▸ Stated task
Print the listing as it stands, omitting all images.

▸ Rows
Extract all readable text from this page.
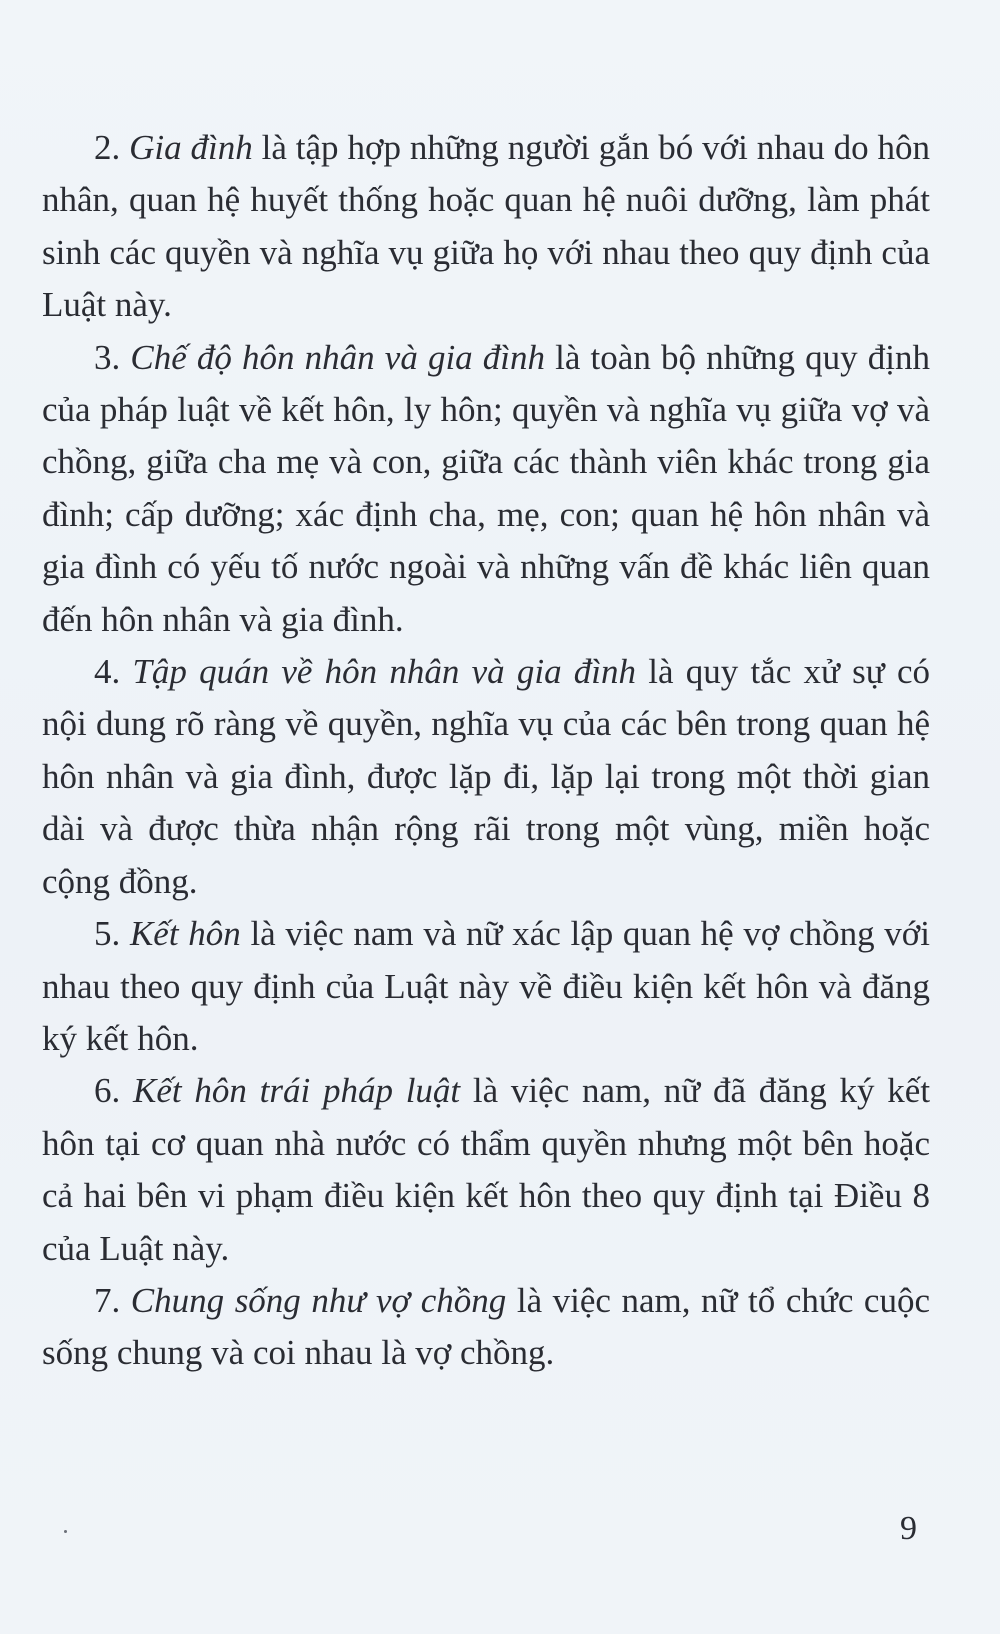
2. Gia đình là tập hợp những người gắn bó với nhau do hôn nhân, quan hệ huyết thống hoặc quan hệ nuôi dưỡng, làm phát sinh các quyền và nghĩa vụ giữa họ với nhau theo quy định của Luật này.

3. Chế độ hôn nhân và gia đình là toàn bộ những quy định của pháp luật về kết hôn, ly hôn; quyền và nghĩa vụ giữa vợ và chồng, giữa cha mẹ và con, giữa các thành viên khác trong gia đình; cấp dưỡng; xác định cha, mẹ, con; quan hệ hôn nhân và gia đình có yếu tố nước ngoài và những vấn đề khác liên quan đến hôn nhân và gia đình.

4. Tập quán về hôn nhân và gia đình là quy tắc xử sự có nội dung rõ ràng về quyền, nghĩa vụ của các bên trong quan hệ hôn nhân và gia đình, được lặp đi, lặp lại trong một thời gian dài và được thừa nhận rộng rãi trong một vùng, miền hoặc cộng đồng.

5. Kết hôn là việc nam và nữ xác lập quan hệ vợ chồng với nhau theo quy định của Luật này về điều kiện kết hôn và đăng ký kết hôn.

6. Kết hôn trái pháp luật là việc nam, nữ đã đăng ký kết hôn tại cơ quan nhà nước có thẩm quyền nhưng một bên hoặc cả hai bên vi phạm điều kiện kết hôn theo quy định tại Điều 8 của Luật này.

7. Chung sống như vợ chồng là việc nam, nữ tổ chức cuộc sống chung và coi nhau là vợ chồng.

9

▸ Result
Extract all readable text from this page.
2. Gia đình là tập hợp những người gắn bó với nhau do hôn nhân, quan hệ huyết thống hoặc quan hệ nuôi dưỡng, làm phát sinh các quyền và nghĩa vụ giữa họ với nhau theo quy định của Luật này.

3. Chế độ hôn nhân và gia đình là toàn bộ những quy định của pháp luật về kết hôn, ly hôn; quyền và nghĩa vụ giữa vợ và chồng, giữa cha mẹ và con, giữa các thành viên khác trong gia đình; cấp dưỡng; xác định cha, mẹ, con; quan hệ hôn nhân và gia đình có yếu tố nước ngoài và những vấn đề khác liên quan đến hôn nhân và gia đình.

4. Tập quán về hôn nhân và gia đình là quy tắc xử sự có nội dung rõ ràng về quyền, nghĩa vụ của các bên trong quan hệ hôn nhân và gia đình, được lặp đi, lặp lại trong một thời gian dài và được thừa nhận rộng rãi trong một vùng, miền hoặc cộng đồng.

5. Kết hôn là việc nam và nữ xác lập quan hệ vợ chồng với nhau theo quy định của Luật này về điều kiện kết hôn và đăng ký kết hôn.

6. Kết hôn trái pháp luật là việc nam, nữ đã đăng ký kết hôn tại cơ quan nhà nước có thẩm quyền nhưng một bên hoặc cả hai bên vi phạm điều kiện kết hôn theo quy định tại Điều 8 của Luật này.

7. Chung sống như vợ chồng là việc nam, nữ tổ chức cuộc sống chung và coi nhau là vợ chồng.

9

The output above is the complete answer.